# TASK:
Copy out every line containing the word "could".
=-=-=
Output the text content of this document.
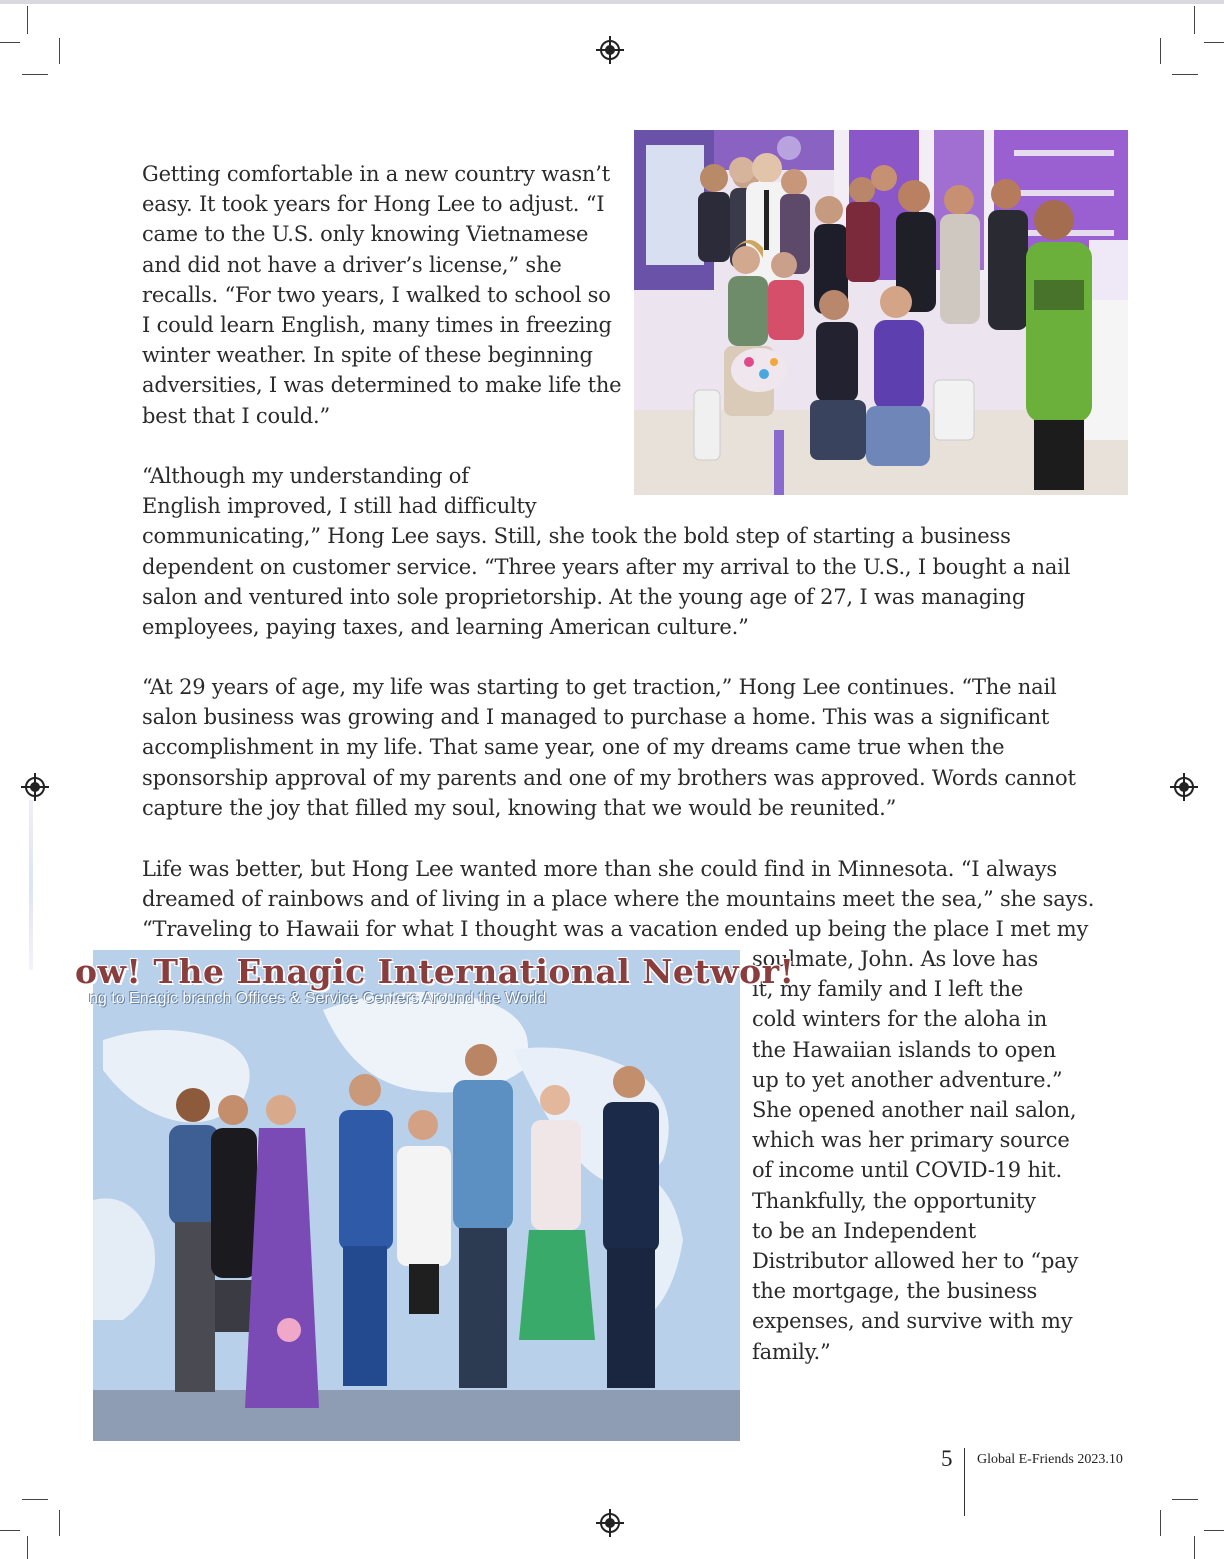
Getting comfortable in a new country wasn’t
easy. It took years for Hong Lee to adjust. “I
came to the U.S. only knowing Vietnamese
and did not have a driver’s license,” she
recalls. “For two years, I walked to school so
I could learn English, many times in freezing
winter weather. In spite of these beginning
adversities, I was determined to make life the
best that I could.”

“Although my understanding of
English improved, I still had difficulty
communicating,” Hong Lee says. Still, she took the bold step of starting a business
dependent on customer service. “Three years after my arrival to the U.S., I bought a nail
salon and ventured into sole proprietorship. At the young age of 27, I was managing
employees, paying taxes, and learning American culture.”

“At 29 years of age, my life was starting to get traction,” Hong Lee continues. “The nail
salon business was growing and I managed to purchase a home. This was a significant
accomplishment in my life. That same year, one of my dreams came true when the
sponsorship approval of my parents and one of my brothers was approved. Words cannot
capture the joy that filled my soul, knowing that we would be reunited.”

Life was better, but Hong Lee wanted more than she could find in Minnesota. “I always
dreamed of rainbows and of living in a place where the mountains meet the sea,” she says.
“Traveling to Hawaii for what I thought was a vacation ended up being the place I met my

soulmate, John. As love has
it, my family and I left the
cold winters for the aloha in
the Hawaiian islands to open
up to yet another adventure.”
She opened another nail salon,
which was her primary source
of income until COVID-19 hit.
Thankfully, the opportunity
to be an Independent
Distributor allowed her to “pay
the mortgage, the business
expenses, and survive with my
family.”

ow! The Enagic International Networ!
ng to Enagic branch Offices & Service Centers Around the World
5 Global E-Friends 2023.10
=-=-=
# FINAL RESULT:
I could learn English, many times in freezing
best that I could.”
Life was better, but Hong Lee wanted more than she could find in Minnesota. “I always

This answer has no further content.